Source passage |

In Judaism, the word Kaddish - which means "May His Great Name be
Sanctified" - is also a doxology.
Hmmm...I always used kAddish as a prayer for the
dead; kIddush is a prayer of praise. You say kaddish over a departed relative,
friend, or loved one. You say kiddush before anything else, like eating,
drinking, bathing, etc. But I may be wrong....
[Mootguy: According to the
Encyclopedia Britannica Online: a kaddish is a:
"Jewish doxology (hymn of praise to God) that is usually recited in Aramaic at
the end of principal sections of all synagogue services. Originally recited in
the rabbinical academies, it later became a regular feature of the synagogue
service. The prayer expresses, in addition to the praise of God, the plea for
the speedy realization of the messianic age." See http://www.britannica.com/ebc/article?tocId=9368818&query=kaddish&ct=
coyote at & alum.mit.edu
Interesting; my church (Unity Faith of
Christianity in Houston, TX) has a "Unity doxology", which is in fact a long
prayer, and not just the end of a prayer. Should I point out the error of their
linguistic ways? Or is there more than one meaning? (after all, "doxology"

Excerpts from a layout annotation set
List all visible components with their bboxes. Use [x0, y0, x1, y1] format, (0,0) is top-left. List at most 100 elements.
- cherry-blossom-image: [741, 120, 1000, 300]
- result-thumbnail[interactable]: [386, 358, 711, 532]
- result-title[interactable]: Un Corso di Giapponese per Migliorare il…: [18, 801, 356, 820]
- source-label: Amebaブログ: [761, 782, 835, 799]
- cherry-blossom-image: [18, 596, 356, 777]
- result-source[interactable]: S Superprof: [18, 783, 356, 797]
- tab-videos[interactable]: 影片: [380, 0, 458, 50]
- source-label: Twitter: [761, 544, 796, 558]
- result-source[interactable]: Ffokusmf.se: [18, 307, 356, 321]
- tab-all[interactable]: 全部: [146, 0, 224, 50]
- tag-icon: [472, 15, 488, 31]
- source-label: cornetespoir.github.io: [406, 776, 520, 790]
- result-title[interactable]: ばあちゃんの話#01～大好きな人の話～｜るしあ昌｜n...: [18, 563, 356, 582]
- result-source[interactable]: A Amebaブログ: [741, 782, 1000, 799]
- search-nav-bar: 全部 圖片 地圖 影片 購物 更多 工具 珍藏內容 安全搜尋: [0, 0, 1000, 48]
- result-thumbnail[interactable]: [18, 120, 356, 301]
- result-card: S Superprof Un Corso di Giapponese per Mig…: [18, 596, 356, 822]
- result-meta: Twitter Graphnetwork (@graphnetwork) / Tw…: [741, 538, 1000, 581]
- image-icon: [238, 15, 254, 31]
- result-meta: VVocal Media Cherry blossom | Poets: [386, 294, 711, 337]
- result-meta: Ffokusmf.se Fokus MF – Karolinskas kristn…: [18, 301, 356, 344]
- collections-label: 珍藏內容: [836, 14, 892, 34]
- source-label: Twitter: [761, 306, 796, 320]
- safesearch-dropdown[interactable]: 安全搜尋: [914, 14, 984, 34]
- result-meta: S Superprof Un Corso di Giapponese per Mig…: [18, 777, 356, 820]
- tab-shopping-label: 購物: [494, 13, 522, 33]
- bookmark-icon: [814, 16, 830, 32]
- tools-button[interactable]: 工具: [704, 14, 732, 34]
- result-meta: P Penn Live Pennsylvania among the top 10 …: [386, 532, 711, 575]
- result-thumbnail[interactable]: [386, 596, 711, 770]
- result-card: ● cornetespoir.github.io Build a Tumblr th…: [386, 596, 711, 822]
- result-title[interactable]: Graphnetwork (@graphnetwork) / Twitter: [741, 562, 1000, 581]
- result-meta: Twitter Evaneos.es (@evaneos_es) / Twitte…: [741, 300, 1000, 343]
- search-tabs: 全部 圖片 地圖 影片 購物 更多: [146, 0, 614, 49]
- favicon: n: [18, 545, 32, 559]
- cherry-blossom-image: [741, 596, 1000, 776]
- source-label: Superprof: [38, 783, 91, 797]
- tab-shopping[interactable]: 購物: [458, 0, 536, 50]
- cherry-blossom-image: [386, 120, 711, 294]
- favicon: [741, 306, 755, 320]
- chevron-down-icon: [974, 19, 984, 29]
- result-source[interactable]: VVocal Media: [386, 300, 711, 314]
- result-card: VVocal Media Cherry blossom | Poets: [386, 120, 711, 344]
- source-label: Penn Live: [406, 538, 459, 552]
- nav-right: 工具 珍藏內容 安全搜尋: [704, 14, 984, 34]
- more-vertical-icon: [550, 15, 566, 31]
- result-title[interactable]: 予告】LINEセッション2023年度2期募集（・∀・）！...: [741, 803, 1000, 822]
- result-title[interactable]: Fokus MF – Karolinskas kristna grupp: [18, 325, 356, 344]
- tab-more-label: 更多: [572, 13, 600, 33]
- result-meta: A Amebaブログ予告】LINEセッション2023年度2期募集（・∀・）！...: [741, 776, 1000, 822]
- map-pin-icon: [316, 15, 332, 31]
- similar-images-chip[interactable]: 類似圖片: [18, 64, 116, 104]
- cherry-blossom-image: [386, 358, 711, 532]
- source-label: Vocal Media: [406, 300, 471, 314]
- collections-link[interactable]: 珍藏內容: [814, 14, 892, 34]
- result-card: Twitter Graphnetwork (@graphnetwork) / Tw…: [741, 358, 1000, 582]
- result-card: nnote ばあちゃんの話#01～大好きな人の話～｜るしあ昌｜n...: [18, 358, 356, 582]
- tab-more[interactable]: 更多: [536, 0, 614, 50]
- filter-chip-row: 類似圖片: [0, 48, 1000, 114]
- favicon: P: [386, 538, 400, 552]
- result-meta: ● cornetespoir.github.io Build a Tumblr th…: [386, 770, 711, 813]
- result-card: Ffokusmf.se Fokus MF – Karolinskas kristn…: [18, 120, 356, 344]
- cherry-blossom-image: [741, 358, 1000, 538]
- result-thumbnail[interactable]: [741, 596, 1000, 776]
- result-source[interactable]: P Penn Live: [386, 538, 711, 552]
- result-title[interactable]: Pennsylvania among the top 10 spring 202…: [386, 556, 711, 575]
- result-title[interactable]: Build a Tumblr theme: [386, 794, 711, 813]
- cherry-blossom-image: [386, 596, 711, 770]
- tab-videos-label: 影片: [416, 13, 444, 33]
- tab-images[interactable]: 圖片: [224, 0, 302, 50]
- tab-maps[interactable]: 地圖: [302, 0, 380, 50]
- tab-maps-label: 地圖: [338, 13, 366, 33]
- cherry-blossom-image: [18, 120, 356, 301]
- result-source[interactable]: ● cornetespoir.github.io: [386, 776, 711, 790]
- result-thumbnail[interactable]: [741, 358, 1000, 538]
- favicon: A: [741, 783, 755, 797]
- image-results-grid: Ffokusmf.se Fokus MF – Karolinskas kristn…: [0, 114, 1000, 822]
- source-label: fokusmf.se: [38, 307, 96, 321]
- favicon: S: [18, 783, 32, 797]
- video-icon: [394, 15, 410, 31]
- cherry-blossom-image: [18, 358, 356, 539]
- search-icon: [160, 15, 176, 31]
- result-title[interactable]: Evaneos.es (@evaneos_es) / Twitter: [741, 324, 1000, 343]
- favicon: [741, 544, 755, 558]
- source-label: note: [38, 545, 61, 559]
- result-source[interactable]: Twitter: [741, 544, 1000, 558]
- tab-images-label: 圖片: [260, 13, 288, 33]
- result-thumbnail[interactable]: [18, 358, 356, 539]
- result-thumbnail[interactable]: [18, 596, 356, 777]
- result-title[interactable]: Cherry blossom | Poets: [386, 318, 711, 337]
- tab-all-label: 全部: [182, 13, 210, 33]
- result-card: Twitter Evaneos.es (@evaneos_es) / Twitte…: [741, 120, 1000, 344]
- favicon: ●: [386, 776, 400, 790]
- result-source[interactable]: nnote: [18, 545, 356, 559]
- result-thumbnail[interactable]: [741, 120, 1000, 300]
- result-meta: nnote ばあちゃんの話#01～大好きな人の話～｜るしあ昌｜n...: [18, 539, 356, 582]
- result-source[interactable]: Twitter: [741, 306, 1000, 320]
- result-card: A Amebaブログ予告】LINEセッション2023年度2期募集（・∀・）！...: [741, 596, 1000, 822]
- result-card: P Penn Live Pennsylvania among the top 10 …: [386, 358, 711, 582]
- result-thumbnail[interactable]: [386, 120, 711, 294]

Objective 1 | Reproduce the passage on the meaning of kaddish and doxology word for word, from start to end.
Objective 2 | Write out, verbatim, the part of the records that opens with their first line and closes with the line containing "- cherry-blossom-image: [18, 596, 356, 777]", including both of those lines.
The passage and the records have no connection to each other.

Task answer 1 |
In Judaism, the word Kaddish - which means "May His Great Name be
Sanctified" - is also a doxology.
Hmmm...I always used kAddish as a prayer for the
dead; kIddush is a prayer of praise. You say kaddish over a departed relative,
friend, or loved one. You say kiddush before anything else, like eating,
drinking, bathing, etc. But I may be wrong....
[Mootguy: According to the
Encyclopedia Britannica Online: a kaddish is a:
"Jewish doxology (hymn of praise to God) that is usually recited in Aramaic at
the end of principal sections of all synagogue services. Originally recited in
the rabbinical academies, it later became a regular feature of the synagogue
service. The prayer expresses, in addition to the praise of God, the plea for
the speedy realization of the messianic age." See http://www.britannica.com/ebc/article?tocId=9368818&query=kaddish&ct=
coyote at & alum.mit.edu
Interesting; my church (Unity Faith of
Christianity in Houston, TX) has a "Unity doxology", which is in fact a long
prayer, and not just the end of a prayer. Should I point out the error of their
linguistic ways? Or is there more than one meaning? (after all, "doxology"

Task answer 2 |
List all visible components with their bboxes. Use [x0, y0, x1, y1] format, (0,0) is top-left. List at most 100 elements.
- cherry-blossom-image: [741, 120, 1000, 300]
- result-thumbnail[interactable]: [386, 358, 711, 532]
- result-title[interactable]: Un Corso di Giapponese per Migliorare il…: [18, 801, 356, 820]
- source-label: Amebaブログ: [761, 782, 835, 799]
- cherry-blossom-image: [18, 596, 356, 777]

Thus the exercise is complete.